** Exercise aim **
Return the listing below unchanged, minus its pictures.
+ + + +
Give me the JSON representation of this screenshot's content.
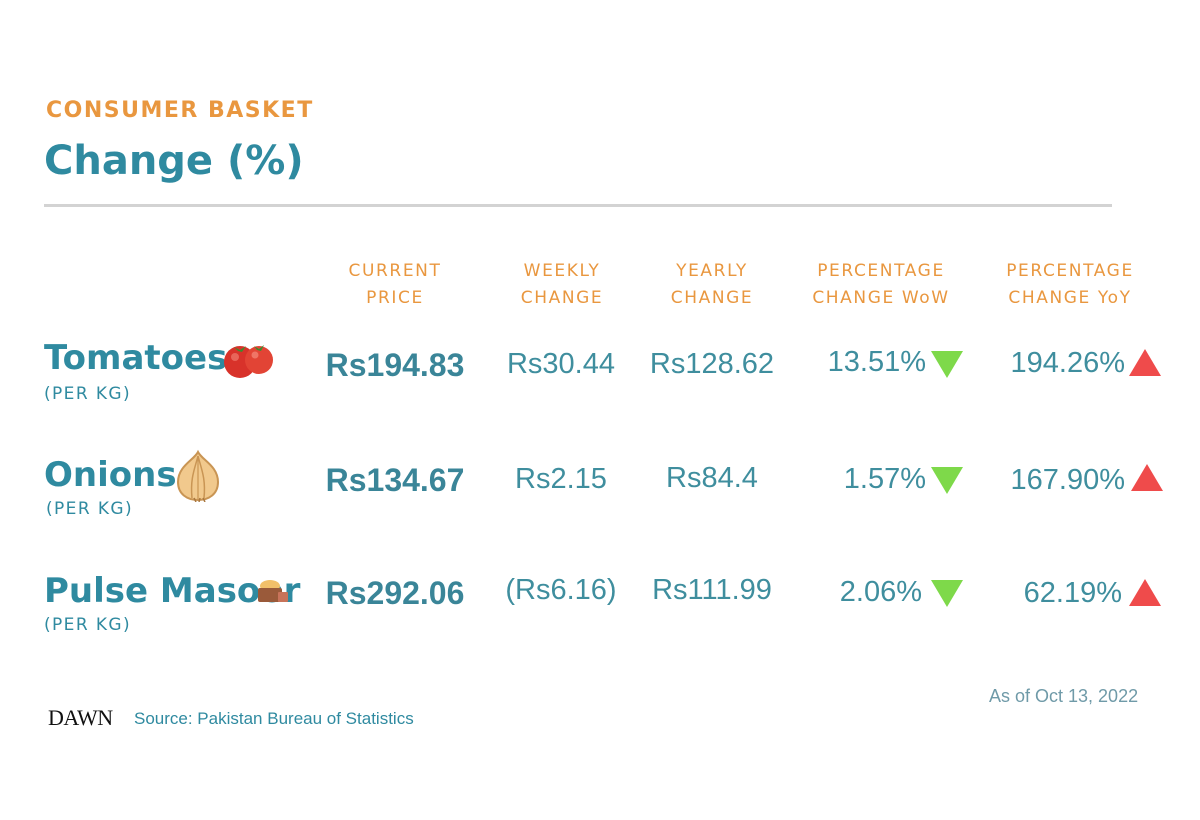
{
  "header": {
    "kicker": "CONSUMER BASKET",
    "title": "Change (%)"
  },
  "columns": [
    {
      "line1": "CURRENT",
      "line2": "PRICE"
    },
    {
      "line1": "WEEKLY",
      "line2": "CHANGE"
    },
    {
      "line1": "YEARLY",
      "line2": "CHANGE"
    },
    {
      "line1": "PERCENTAGE",
      "line2": "CHANGE WoW"
    },
    {
      "line1": "PERCENTAGE",
      "line2": "CHANGE YoY"
    }
  ],
  "rows": [
    {
      "name": "Tomatoes",
      "unit": "(PER KG)",
      "icon": "tomato-icon",
      "current_price": "Rs194.83",
      "weekly_change": "Rs30.44",
      "yearly_change": "Rs128.62",
      "wow": "13.51%",
      "wow_direction": "down",
      "yoy": "194.26%",
      "yoy_direction": "up"
    },
    {
      "name": "Onions",
      "unit": "(PER KG)",
      "icon": "onion-icon",
      "current_price": "Rs134.67",
      "weekly_change": "Rs2.15",
      "yearly_change": "Rs84.4",
      "wow": "1.57%",
      "wow_direction": "down",
      "yoy": "167.90%",
      "yoy_direction": "up"
    },
    {
      "name": "Pulse Masoor",
      "unit": "(PER KG)",
      "icon": "pulse-bowl-icon",
      "current_price": "Rs292.06",
      "weekly_change": "(Rs6.16)",
      "yearly_change": "Rs111.99",
      "wow": "2.06%",
      "wow_direction": "down",
      "yoy": "62.19%",
      "yoy_direction": "up"
    }
  ],
  "footer": {
    "as_of": "As of Oct 13, 2022",
    "logo": "DAWN",
    "source": "Source: Pakistan Bureau of Statistics"
  },
  "colors": {
    "accent_orange": "#e9973f",
    "teal": "#2f8aa0",
    "down_green": "#7ed94a",
    "up_red": "#ef4b4b"
  }
}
+ + + +
** Full output **
Give me the JSON representation of this screenshot's content.
{
  "header": {
    "kicker": "CONSUMER BASKET",
    "title": "Change (%)"
  },
  "columns": [
    {
      "line1": "CURRENT",
      "line2": "PRICE"
    },
    {
      "line1": "WEEKLY",
      "line2": "CHANGE"
    },
    {
      "line1": "YEARLY",
      "line2": "CHANGE"
    },
    {
      "line1": "PERCENTAGE",
      "line2": "CHANGE WoW"
    },
    {
      "line1": "PERCENTAGE",
      "line2": "CHANGE YoY"
    }
  ],
  "rows": [
    {
      "name": "Tomatoes",
      "unit": "(PER KG)",
      "icon": "tomato-icon",
      "current_price": "Rs194.83",
      "weekly_change": "Rs30.44",
      "yearly_change": "Rs128.62",
      "wow": "13.51%",
      "wow_direction": "down",
      "yoy": "194.26%",
      "yoy_direction": "up"
    },
    {
      "name": "Onions",
      "unit": "(PER KG)",
      "icon": "onion-icon",
      "current_price": "Rs134.67",
      "weekly_change": "Rs2.15",
      "yearly_change": "Rs84.4",
      "wow": "1.57%",
      "wow_direction": "down",
      "yoy": "167.90%",
      "yoy_direction": "up"
    },
    {
      "name": "Pulse Masoor",
      "unit": "(PER KG)",
      "icon": "pulse-bowl-icon",
      "current_price": "Rs292.06",
      "weekly_change": "(Rs6.16)",
      "yearly_change": "Rs111.99",
      "wow": "2.06%",
      "wow_direction": "down",
      "yoy": "62.19%",
      "yoy_direction": "up"
    }
  ],
  "footer": {
    "as_of": "As of Oct 13, 2022",
    "logo": "DAWN",
    "source": "Source: Pakistan Bureau of Statistics"
  },
  "colors": {
    "accent_orange": "#e9973f",
    "teal": "#2f8aa0",
    "down_green": "#7ed94a",
    "up_red": "#ef4b4b"
  }
}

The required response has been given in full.